* Request *
Look below and pull out each line with the word "Output".

* Available records *

================================

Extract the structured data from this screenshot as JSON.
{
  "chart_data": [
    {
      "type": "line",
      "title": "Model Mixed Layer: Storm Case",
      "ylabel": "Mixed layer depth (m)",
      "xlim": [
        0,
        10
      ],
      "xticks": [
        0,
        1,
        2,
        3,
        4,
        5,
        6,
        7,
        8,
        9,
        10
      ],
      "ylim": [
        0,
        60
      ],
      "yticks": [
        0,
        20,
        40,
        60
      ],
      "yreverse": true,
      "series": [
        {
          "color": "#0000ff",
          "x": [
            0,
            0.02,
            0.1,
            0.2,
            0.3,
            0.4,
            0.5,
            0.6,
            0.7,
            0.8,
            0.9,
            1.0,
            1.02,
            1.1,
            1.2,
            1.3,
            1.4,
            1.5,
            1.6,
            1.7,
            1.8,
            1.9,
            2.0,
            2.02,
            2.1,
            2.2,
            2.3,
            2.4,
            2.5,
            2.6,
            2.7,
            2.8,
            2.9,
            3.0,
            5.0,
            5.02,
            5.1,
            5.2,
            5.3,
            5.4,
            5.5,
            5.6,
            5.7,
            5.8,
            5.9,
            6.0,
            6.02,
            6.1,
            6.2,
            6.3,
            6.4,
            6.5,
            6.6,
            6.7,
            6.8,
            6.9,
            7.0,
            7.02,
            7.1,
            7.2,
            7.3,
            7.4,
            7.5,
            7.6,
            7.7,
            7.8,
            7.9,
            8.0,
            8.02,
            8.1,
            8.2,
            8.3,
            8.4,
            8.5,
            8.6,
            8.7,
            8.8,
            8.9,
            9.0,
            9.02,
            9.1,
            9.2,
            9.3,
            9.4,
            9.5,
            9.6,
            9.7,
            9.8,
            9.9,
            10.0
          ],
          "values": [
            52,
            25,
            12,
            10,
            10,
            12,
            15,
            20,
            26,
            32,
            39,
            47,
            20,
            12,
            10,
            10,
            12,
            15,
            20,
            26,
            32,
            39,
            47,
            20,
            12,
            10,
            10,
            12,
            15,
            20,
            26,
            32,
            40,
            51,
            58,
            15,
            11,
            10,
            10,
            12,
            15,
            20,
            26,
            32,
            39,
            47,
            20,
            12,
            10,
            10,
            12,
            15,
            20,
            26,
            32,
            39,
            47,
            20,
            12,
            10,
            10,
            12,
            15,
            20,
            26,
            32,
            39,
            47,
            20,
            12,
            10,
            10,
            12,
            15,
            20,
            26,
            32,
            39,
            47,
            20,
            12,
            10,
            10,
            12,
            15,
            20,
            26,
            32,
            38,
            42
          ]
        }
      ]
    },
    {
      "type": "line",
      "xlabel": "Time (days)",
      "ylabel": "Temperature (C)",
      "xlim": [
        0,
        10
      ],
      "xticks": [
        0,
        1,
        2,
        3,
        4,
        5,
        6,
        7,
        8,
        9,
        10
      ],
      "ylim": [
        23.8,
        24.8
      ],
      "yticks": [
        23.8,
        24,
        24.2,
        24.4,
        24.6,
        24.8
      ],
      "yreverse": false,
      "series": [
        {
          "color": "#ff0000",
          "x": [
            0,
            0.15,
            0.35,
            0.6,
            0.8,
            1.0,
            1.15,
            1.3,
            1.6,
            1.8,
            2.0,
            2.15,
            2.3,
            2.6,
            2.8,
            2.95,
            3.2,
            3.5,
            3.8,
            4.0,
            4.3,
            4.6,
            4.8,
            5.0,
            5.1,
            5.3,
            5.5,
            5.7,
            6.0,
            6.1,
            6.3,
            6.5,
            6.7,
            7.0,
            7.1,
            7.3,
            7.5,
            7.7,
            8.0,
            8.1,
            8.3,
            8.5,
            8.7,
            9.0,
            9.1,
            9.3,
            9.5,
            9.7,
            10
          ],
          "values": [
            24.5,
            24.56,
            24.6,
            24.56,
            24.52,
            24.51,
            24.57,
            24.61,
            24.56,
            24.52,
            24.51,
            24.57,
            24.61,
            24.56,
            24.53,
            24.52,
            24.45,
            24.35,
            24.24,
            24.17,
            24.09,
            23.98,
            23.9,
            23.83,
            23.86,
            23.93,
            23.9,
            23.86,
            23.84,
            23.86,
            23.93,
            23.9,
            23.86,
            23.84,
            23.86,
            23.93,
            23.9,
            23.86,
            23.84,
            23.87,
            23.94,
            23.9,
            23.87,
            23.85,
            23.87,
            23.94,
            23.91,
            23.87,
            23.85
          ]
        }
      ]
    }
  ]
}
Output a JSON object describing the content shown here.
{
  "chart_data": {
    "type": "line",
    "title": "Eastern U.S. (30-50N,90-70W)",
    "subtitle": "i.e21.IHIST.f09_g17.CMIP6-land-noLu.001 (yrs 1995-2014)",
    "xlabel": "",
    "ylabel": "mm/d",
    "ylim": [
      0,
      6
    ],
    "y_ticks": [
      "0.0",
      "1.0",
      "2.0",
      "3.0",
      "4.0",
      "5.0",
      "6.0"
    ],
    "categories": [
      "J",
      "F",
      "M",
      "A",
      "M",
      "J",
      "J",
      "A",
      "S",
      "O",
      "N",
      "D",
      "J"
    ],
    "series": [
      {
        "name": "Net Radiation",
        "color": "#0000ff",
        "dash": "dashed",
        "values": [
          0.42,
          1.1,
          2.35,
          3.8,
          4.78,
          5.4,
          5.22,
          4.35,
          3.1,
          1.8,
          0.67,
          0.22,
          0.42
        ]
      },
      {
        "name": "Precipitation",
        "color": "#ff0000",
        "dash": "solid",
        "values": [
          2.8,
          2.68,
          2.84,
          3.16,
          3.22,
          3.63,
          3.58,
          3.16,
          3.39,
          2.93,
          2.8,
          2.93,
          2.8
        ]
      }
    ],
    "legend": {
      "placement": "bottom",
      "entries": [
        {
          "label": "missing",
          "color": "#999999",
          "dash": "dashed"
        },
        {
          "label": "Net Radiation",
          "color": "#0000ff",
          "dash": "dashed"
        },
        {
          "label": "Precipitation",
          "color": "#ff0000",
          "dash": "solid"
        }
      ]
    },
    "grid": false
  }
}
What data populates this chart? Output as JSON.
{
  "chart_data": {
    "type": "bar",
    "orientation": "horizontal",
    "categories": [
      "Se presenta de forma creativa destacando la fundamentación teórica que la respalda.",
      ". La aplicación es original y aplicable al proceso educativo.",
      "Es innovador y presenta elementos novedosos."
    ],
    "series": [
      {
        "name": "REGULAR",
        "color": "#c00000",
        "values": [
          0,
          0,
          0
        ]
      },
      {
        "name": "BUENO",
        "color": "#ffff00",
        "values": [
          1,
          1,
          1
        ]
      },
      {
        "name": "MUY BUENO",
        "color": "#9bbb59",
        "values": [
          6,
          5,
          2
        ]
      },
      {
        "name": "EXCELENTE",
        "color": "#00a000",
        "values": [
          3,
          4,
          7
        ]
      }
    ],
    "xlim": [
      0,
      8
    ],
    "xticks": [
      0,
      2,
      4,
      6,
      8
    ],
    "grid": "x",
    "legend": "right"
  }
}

================================

* Answer *
Output a JSON object describing the content shown here.
What data populates this chart? Output as JSON.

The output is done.